(Data entries)
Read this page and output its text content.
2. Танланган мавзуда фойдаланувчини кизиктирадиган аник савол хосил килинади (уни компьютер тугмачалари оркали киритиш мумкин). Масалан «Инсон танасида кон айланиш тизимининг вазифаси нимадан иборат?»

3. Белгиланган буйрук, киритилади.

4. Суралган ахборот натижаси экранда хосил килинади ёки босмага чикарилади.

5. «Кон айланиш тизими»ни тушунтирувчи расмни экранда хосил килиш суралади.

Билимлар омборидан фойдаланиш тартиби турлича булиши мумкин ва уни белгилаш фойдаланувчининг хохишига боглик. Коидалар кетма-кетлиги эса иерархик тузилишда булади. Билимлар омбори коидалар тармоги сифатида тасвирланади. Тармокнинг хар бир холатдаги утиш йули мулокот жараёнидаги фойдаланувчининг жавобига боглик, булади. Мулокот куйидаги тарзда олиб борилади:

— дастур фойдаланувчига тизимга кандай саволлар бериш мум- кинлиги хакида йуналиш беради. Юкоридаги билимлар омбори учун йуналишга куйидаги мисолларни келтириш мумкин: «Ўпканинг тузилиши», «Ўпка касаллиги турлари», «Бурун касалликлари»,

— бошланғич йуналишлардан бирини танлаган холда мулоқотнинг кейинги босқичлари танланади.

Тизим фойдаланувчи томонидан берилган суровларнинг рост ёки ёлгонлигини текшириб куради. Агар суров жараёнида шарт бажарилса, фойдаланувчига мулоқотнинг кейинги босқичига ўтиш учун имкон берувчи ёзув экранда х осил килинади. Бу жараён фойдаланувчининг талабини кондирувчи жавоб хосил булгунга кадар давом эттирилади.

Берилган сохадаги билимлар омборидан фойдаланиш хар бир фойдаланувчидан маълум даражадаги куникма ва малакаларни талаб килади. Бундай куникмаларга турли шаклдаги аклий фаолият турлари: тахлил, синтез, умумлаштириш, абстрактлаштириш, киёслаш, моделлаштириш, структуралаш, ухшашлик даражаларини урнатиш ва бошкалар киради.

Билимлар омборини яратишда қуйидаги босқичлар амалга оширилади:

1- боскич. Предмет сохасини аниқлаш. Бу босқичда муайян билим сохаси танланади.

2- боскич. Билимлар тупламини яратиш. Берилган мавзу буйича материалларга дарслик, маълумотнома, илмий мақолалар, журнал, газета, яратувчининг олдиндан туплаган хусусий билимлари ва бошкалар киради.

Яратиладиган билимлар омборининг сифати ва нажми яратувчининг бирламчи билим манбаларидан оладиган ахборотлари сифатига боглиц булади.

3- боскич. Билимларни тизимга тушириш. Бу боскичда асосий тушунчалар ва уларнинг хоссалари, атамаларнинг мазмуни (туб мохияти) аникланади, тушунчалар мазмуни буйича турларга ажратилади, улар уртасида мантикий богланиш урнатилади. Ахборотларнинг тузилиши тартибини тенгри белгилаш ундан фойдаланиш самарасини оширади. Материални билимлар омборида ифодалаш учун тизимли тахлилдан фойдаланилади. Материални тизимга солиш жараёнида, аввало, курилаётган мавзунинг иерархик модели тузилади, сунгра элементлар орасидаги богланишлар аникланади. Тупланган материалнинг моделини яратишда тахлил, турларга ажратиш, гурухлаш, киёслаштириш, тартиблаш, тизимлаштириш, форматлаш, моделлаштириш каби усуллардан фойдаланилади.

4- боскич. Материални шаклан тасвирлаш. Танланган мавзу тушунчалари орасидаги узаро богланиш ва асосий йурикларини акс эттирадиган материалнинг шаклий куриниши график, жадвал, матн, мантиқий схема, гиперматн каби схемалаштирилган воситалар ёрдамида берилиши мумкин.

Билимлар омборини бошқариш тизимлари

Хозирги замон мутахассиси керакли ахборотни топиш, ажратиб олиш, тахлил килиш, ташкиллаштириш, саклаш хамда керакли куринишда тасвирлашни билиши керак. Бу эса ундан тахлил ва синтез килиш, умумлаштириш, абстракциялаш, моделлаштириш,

:: Problem description ::
Choose all lines containing the string "танланади" and copy them out.

:: Task result ::
— бошланғич йуналишлардан бирини танлаган холда мулоқотнинг кейинги босқичлари танланади.
1- боскич. Предмет сохасини аниқлаш. Бу босқичда муайян билим сохаси танланади.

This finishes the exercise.